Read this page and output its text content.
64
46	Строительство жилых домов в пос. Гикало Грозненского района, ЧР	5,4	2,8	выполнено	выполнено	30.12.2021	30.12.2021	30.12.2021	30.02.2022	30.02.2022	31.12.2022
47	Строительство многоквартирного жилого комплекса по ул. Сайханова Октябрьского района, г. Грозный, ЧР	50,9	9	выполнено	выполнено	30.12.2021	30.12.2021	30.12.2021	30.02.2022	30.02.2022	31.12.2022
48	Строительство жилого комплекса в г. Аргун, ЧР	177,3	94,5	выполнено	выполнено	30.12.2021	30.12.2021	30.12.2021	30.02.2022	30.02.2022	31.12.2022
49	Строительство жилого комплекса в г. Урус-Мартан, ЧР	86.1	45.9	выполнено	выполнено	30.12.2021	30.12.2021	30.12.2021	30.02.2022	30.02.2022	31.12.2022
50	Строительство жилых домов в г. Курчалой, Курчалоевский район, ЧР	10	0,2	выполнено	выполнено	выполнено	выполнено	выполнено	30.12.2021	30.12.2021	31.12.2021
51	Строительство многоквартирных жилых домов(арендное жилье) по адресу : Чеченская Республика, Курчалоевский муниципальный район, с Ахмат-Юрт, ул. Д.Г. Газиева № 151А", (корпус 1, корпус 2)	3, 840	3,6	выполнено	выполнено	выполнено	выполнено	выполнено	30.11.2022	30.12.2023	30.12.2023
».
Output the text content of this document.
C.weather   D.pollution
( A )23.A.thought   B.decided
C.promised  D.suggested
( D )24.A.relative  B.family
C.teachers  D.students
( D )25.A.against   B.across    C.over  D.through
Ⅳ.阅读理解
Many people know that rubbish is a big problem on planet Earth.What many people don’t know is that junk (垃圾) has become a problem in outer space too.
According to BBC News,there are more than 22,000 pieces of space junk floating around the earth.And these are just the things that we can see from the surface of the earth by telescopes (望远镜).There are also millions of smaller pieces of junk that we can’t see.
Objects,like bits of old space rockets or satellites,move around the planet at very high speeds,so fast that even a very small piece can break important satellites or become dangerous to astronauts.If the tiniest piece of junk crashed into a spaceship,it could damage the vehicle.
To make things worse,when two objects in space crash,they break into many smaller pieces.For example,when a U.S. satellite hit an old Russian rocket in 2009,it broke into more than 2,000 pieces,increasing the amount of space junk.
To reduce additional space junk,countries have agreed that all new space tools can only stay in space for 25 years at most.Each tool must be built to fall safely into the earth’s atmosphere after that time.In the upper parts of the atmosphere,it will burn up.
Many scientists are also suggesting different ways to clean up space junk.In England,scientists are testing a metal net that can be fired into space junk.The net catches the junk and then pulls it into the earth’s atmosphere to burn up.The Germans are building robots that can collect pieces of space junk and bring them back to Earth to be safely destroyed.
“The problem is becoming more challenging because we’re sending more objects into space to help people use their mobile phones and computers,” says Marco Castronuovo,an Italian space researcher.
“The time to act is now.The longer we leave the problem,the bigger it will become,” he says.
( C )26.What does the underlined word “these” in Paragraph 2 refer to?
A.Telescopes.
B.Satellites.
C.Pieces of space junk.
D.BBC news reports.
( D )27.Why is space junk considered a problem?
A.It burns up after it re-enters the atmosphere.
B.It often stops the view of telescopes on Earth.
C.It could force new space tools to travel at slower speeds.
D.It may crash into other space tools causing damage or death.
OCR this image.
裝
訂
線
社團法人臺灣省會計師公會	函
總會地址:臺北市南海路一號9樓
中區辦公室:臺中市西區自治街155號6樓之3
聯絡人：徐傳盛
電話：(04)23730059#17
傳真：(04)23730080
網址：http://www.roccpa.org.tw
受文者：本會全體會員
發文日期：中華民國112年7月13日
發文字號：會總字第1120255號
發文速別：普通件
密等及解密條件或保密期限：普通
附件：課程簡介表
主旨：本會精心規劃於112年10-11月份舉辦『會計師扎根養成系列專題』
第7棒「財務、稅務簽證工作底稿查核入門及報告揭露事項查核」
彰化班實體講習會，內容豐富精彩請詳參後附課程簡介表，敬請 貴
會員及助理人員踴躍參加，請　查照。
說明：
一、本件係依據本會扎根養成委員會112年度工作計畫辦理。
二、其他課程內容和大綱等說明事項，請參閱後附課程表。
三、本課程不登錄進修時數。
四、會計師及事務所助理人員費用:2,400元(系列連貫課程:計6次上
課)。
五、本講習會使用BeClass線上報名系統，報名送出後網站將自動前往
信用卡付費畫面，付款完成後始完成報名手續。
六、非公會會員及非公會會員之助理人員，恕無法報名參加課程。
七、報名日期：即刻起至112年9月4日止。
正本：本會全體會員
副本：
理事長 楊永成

++++

# [What the task asks]
Extract every line of the records above that contains the word "people".

# [Response to this exercise]
Many people know that rubbish is a big problem on planet Earth.What many people don’t know is that junk (垃圾) has become a problem in outer space too.
“The problem is becoming more challenging because we’re sending more objects into space to help people use their mobile phones and computers,” says Marco Castronuovo,an Italian space researcher.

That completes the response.